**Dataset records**
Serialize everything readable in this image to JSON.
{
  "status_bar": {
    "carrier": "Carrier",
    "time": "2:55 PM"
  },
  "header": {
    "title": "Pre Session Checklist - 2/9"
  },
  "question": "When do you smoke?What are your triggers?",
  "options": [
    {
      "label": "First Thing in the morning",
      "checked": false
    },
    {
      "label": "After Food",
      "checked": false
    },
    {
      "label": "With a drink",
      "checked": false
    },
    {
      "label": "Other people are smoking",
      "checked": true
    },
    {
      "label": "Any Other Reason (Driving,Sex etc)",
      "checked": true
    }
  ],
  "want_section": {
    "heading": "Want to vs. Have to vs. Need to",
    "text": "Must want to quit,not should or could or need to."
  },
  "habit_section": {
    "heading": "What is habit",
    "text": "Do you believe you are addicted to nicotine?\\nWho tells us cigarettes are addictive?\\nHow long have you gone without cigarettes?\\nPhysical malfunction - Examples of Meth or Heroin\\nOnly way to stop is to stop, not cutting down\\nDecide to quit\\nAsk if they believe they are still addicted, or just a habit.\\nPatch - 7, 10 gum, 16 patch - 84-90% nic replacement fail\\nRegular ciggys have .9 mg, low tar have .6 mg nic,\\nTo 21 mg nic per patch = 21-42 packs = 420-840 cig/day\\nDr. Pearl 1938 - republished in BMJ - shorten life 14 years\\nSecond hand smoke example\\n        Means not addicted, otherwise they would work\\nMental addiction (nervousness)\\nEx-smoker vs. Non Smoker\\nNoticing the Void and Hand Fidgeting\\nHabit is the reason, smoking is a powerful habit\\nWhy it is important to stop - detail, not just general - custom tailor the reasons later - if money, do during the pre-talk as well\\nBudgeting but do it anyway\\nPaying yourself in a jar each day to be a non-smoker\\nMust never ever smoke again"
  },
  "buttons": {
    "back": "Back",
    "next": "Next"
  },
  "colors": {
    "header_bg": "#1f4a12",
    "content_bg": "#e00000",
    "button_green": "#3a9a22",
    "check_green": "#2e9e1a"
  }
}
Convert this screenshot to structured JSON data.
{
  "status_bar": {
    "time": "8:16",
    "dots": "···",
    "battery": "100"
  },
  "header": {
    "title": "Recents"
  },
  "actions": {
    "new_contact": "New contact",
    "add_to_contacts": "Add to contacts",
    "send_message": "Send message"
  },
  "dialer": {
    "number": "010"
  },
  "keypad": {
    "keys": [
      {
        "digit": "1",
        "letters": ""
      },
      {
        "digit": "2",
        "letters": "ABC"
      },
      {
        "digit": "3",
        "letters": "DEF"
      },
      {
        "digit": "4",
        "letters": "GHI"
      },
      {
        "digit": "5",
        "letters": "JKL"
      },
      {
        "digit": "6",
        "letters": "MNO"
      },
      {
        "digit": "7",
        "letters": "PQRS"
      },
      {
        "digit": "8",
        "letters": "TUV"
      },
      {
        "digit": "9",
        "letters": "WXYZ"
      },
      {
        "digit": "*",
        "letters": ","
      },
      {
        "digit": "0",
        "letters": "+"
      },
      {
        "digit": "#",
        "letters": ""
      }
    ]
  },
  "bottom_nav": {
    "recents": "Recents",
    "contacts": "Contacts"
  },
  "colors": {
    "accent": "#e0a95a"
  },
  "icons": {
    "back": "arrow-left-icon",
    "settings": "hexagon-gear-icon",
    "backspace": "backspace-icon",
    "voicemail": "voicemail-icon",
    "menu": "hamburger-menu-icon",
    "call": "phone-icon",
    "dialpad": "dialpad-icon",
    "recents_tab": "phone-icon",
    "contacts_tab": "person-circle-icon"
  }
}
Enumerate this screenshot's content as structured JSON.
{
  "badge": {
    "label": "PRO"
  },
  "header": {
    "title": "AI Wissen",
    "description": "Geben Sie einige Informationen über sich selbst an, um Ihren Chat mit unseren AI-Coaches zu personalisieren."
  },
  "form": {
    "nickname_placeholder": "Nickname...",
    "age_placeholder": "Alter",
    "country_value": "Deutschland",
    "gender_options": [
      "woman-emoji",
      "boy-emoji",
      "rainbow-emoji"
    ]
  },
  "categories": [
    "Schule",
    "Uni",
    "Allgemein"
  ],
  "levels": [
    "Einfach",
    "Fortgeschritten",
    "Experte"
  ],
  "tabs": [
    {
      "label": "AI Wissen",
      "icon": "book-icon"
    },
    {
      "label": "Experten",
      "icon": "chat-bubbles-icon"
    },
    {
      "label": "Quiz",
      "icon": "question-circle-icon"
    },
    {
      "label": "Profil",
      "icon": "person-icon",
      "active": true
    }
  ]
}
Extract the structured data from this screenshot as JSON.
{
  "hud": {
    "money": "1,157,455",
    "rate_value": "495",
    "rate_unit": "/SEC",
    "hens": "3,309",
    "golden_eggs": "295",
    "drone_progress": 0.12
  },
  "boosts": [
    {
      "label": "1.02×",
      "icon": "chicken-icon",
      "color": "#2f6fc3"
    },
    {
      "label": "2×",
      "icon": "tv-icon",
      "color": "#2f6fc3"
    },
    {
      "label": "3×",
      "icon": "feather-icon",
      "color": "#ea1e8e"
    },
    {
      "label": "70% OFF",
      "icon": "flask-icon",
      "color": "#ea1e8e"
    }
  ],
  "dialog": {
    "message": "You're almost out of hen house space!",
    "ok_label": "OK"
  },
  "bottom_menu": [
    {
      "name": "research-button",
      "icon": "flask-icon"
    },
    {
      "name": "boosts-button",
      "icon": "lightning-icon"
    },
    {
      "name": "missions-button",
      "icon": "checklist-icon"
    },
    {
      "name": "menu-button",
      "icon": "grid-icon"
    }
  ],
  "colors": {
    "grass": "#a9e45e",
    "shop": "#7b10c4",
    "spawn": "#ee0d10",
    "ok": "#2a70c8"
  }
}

**WHAT YOU WILL DO**
Write out every entry word for word.

**WRITTEN ANSWER**
Serialize everything readable in this image to JSON.
{
  "status_bar": {
    "carrier": "Carrier",
    "time": "2:55 PM"
  },
  "header": {
    "title": "Pre Session Checklist - 2/9"
  },
  "question": "When do you smoke?What are your triggers?",
  "options": [
    {
      "label": "First Thing in the morning",
      "checked": false
    },
    {
      "label": "After Food",
      "checked": false
    },
    {
      "label": "With a drink",
      "checked": false
    },
    {
      "label": "Other people are smoking",
      "checked": true
    },
    {
      "label": "Any Other Reason (Driving,Sex etc)",
      "checked": true
    }
  ],
  "want_section": {
    "heading": "Want to vs. Have to vs. Need to",
    "text": "Must want to quit,not should or could or need to."
  },
  "habit_section": {
    "heading": "What is habit",
    "text": "Do you believe you are addicted to nicotine?\\nWho tells us cigarettes are addictive?\\nHow long have you gone without cigarettes?\\nPhysical malfunction - Examples of Meth or Heroin\\nOnly way to stop is to stop, not cutting down\\nDecide to quit\\nAsk if they believe they are still addicted, or just a habit.\\nPatch - 7, 10 gum, 16 patch - 84-90% nic replacement fail\\nRegular ciggys have .9 mg, low tar have .6 mg nic,\\nTo 21 mg nic per patch = 21-42 packs = 420-840 cig/day\\nDr. Pearl 1938 - republished in BMJ - shorten life 14 years\\nSecond hand smoke example\\n        Means not addicted, otherwise they would work\\nMental addiction (nervousness)\\nEx-smoker vs. Non Smoker\\nNoticing the Void and Hand Fidgeting\\nHabit is the reason, smoking is a powerful habit\\nWhy it is important to stop - detail, not just general - custom tailor the reasons later - if money, do during the pre-talk as well\\nBudgeting but do it anyway\\nPaying yourself in a jar each day to be a non-smoker\\nMust never ever smoke again"
  },
  "buttons": {
    "back": "Back",
    "next": "Next"
  },
  "colors": {
    "header_bg": "#1f4a12",
    "content_bg": "#e00000",
    "button_green": "#3a9a22",
    "check_green": "#2e9e1a"
  }
}
Convert this screenshot to structured JSON data.
{
  "status_bar": {
    "time": "8:16",
    "dots": "···",
    "battery": "100"
  },
  "header": {
    "title": "Recents"
  },
  "actions": {
    "new_contact": "New contact",
    "add_to_contacts": "Add to contacts",
    "send_message": "Send message"
  },
  "dialer": {
    "number": "010"
  },
  "keypad": {
    "keys": [
      {
        "digit": "1",
        "letters": ""
      },
      {
        "digit": "2",
        "letters": "ABC"
      },
      {
        "digit": "3",
        "letters": "DEF"
      },
      {
        "digit": "4",
        "letters": "GHI"
      },
      {
        "digit": "5",
        "letters": "JKL"
      },
      {
        "digit": "6",
        "letters": "MNO"
      },
      {
        "digit": "7",
        "letters": "PQRS"
      },
      {
        "digit": "8",
        "letters": "TUV"
      },
      {
        "digit": "9",
        "letters": "WXYZ"
      },
      {
        "digit": "*",
        "letters": ","
      },
      {
        "digit": "0",
        "letters": "+"
      },
      {
        "digit": "#",
        "letters": ""
      }
    ]
  },
  "bottom_nav": {
    "recents": "Recents",
    "contacts": "Contacts"
  },
  "colors": {
    "accent": "#e0a95a"
  },
  "icons": {
    "back": "arrow-left-icon",
    "settings": "hexagon-gear-icon",
    "backspace": "backspace-icon",
    "voicemail": "voicemail-icon",
    "menu": "hamburger-menu-icon",
    "call": "phone-icon",
    "dialpad": "dialpad-icon",
    "recents_tab": "phone-icon",
    "contacts_tab": "person-circle-icon"
  }
}
Enumerate this screenshot's content as structured JSON.
{
  "badge": {
    "label": "PRO"
  },
  "header": {
    "title": "AI Wissen",
    "description": "Geben Sie einige Informationen über sich selbst an, um Ihren Chat mit unseren AI-Coaches zu personalisieren."
  },
  "form": {
    "nickname_placeholder": "Nickname...",
    "age_placeholder": "Alter",
    "country_value": "Deutschland",
    "gender_options": [
      "woman-emoji",
      "boy-emoji",
      "rainbow-emoji"
    ]
  },
  "categories": [
    "Schule",
    "Uni",
    "Allgemein"
  ],
  "levels": [
    "Einfach",
    "Fortgeschritten",
    "Experte"
  ],
  "tabs": [
    {
      "label": "AI Wissen",
      "icon": "book-icon"
    },
    {
      "label": "Experten",
      "icon": "chat-bubbles-icon"
    },
    {
      "label": "Quiz",
      "icon": "question-circle-icon"
    },
    {
      "label": "Profil",
      "icon": "person-icon",
      "active": true
    }
  ]
}
Extract the structured data from this screenshot as JSON.
{
  "hud": {
    "money": "1,157,455",
    "rate_value": "495",
    "rate_unit": "/SEC",
    "hens": "3,309",
    "golden_eggs": "295",
    "drone_progress": 0.12
  },
  "boosts": [
    {
      "label": "1.02×",
      "icon": "chicken-icon",
      "color": "#2f6fc3"
    },
    {
      "label": "2×",
      "icon": "tv-icon",
      "color": "#2f6fc3"
    },
    {
      "label": "3×",
      "icon": "feather-icon",
      "color": "#ea1e8e"
    },
    {
      "label": "70% OFF",
      "icon": "flask-icon",
      "color": "#ea1e8e"
    }
  ],
  "dialog": {
    "message": "You're almost out of hen house space!",
    "ok_label": "OK"
  },
  "bottom_menu": [
    {
      "name": "research-button",
      "icon": "flask-icon"
    },
    {
      "name": "boosts-button",
      "icon": "lightning-icon"
    },
    {
      "name": "missions-button",
      "icon": "checklist-icon"
    },
    {
      "name": "menu-button",
      "icon": "grid-icon"
    }
  ],
  "colors": {
    "grass": "#a9e45e",
    "shop": "#7b10c4",
    "spawn": "#ee0d10",
    "ok": "#2a70c8"
  }
}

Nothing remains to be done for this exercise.